> DATASET
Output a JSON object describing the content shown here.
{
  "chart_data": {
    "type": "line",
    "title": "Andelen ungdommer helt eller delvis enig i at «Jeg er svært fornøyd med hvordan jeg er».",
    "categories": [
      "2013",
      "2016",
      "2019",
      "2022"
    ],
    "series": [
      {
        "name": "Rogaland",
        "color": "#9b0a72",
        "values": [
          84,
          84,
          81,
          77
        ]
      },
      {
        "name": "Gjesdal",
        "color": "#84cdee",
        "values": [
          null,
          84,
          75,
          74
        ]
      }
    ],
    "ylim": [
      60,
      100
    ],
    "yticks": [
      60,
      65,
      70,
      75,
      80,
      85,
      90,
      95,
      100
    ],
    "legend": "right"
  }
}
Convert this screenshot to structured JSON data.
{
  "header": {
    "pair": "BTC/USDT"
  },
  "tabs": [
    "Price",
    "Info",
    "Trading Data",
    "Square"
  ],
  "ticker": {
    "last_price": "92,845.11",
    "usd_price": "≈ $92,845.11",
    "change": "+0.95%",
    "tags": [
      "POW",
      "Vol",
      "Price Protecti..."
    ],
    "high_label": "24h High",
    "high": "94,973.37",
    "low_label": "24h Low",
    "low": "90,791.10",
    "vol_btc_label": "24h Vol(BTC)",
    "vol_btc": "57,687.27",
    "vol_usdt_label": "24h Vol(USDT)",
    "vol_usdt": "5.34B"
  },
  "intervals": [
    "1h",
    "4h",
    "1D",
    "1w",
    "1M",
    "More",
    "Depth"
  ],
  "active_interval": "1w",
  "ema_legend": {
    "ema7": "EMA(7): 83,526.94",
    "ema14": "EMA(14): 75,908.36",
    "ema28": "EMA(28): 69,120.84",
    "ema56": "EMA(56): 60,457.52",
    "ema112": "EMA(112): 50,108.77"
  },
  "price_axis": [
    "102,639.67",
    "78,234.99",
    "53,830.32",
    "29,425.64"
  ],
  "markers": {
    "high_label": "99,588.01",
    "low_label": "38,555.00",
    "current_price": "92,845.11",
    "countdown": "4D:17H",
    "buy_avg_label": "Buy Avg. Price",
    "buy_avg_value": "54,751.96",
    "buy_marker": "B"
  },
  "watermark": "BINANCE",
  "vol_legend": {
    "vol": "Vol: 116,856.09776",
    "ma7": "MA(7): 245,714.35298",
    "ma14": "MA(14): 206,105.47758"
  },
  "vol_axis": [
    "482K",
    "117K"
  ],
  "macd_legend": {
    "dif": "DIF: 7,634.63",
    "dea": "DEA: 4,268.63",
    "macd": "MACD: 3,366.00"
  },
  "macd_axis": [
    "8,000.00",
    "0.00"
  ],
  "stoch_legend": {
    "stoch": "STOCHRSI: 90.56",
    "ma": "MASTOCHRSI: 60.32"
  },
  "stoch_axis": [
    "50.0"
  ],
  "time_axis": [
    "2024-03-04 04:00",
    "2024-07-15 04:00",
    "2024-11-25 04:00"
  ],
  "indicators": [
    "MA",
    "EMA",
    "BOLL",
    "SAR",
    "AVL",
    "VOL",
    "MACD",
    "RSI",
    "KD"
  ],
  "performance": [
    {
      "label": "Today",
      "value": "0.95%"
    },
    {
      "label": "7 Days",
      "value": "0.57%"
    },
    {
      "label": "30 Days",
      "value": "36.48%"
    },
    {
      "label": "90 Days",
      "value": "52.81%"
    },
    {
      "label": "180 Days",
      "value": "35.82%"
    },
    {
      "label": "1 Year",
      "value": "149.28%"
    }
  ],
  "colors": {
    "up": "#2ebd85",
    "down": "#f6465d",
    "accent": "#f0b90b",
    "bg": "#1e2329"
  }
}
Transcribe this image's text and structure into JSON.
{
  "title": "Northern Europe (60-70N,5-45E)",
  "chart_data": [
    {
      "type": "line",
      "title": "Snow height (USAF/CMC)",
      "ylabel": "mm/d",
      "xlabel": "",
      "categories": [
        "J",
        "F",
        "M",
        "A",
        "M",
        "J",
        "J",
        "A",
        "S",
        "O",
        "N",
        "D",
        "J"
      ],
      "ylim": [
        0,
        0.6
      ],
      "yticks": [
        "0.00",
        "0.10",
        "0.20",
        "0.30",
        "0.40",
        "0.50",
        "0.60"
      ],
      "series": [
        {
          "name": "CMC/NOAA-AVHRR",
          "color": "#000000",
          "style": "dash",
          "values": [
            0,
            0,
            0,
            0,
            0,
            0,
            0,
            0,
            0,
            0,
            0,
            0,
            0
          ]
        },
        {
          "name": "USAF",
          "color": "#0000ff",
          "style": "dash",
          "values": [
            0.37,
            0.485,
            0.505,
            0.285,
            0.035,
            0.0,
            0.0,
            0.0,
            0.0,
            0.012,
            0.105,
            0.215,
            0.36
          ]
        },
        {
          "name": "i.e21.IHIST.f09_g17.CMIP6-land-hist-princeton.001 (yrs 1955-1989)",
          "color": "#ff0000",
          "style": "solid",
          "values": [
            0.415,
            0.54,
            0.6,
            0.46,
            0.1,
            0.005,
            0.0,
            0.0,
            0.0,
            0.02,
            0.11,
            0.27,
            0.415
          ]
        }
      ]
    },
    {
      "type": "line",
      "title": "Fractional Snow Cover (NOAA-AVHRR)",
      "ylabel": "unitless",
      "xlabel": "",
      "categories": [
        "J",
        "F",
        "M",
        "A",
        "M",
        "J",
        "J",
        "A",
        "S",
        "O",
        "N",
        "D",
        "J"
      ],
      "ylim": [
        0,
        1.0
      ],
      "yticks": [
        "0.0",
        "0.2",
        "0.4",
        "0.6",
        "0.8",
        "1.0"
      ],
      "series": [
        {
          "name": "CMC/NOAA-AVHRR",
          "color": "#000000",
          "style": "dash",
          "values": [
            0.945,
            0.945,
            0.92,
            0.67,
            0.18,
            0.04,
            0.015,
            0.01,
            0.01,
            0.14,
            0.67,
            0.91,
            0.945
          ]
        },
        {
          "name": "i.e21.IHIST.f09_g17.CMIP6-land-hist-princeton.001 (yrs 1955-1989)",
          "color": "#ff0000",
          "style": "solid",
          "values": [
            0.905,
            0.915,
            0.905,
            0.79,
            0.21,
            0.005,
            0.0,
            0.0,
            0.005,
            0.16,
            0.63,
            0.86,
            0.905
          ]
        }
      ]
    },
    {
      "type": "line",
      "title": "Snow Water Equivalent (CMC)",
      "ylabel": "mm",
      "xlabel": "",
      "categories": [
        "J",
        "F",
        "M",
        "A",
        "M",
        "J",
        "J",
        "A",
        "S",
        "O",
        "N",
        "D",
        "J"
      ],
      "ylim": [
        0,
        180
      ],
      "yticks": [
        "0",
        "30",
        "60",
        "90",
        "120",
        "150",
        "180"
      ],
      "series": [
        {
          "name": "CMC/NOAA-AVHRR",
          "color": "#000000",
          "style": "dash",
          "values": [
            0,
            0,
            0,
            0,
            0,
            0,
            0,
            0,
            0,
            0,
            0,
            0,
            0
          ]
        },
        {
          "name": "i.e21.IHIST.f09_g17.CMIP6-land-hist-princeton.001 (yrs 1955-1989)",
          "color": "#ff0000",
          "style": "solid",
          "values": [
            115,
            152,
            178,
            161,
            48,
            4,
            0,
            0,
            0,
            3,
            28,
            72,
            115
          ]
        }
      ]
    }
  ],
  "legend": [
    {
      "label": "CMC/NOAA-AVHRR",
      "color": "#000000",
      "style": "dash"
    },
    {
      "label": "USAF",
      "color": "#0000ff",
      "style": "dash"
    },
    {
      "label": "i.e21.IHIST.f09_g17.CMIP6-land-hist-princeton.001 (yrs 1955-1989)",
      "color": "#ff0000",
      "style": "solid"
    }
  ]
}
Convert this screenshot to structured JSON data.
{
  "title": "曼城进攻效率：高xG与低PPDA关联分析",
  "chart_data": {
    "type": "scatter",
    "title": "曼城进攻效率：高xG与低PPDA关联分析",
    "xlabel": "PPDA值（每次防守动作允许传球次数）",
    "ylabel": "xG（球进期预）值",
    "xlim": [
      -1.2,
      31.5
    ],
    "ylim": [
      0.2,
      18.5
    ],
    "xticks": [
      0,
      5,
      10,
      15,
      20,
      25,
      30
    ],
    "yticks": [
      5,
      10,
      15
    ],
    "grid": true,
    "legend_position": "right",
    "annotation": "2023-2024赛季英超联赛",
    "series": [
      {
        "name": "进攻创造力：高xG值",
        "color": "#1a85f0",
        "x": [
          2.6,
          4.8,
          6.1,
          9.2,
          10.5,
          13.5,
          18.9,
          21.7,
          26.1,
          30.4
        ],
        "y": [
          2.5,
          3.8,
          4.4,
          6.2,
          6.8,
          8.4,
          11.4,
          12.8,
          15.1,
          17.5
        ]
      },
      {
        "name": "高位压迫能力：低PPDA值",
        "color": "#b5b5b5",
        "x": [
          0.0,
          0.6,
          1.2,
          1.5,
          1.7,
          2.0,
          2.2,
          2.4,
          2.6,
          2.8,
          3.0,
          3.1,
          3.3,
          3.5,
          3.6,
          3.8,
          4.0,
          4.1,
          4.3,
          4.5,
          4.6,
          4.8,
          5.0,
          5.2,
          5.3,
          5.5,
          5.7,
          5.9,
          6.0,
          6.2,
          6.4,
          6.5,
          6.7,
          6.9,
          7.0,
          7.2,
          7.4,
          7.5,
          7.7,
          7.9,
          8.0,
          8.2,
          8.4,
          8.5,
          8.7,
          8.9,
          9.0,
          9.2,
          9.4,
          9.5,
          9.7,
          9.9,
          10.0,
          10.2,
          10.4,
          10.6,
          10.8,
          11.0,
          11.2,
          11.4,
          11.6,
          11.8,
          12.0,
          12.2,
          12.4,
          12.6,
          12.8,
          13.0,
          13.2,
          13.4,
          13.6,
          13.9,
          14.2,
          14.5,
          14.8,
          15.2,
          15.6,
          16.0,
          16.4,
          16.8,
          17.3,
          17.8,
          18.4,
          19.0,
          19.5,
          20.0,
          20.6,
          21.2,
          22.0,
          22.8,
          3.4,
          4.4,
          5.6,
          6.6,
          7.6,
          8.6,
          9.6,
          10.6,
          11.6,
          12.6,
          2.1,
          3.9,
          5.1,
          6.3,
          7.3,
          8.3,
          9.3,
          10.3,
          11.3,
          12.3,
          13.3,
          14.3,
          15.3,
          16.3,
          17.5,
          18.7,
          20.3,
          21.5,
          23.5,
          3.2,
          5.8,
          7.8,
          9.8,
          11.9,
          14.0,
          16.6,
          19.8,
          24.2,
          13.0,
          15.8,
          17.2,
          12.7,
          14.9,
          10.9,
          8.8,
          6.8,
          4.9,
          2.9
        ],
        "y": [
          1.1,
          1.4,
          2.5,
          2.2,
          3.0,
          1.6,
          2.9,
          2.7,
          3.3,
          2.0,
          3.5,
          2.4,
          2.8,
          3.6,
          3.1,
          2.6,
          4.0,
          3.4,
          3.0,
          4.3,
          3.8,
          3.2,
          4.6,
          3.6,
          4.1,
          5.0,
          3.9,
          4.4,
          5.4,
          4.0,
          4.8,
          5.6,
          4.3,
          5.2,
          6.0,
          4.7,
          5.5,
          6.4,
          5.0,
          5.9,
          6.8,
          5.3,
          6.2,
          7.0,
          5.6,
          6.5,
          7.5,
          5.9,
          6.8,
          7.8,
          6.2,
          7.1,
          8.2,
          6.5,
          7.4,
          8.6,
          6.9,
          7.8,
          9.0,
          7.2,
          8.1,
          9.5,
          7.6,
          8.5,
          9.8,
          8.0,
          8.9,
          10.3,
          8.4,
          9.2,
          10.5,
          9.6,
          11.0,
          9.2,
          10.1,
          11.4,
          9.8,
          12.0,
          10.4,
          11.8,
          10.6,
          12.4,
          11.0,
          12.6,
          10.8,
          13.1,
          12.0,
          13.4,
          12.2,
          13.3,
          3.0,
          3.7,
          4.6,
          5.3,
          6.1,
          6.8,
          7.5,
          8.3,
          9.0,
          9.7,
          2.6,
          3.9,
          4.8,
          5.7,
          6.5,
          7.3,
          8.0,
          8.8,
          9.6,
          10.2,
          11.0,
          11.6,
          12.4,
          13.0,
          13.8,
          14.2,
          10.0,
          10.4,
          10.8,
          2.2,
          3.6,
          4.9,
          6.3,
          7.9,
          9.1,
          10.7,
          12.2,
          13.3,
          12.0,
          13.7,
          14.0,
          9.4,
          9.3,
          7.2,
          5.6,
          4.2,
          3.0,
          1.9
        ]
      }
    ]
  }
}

> PROBLEM TO SOLVE
From the listing above, return each line with the word "JSON".

> THE COMPLETED TASK
Output a JSON object describing the content shown here.
Convert this screenshot to structured JSON data.
Transcribe this image's text and structure into JSON.
Convert this screenshot to structured JSON data.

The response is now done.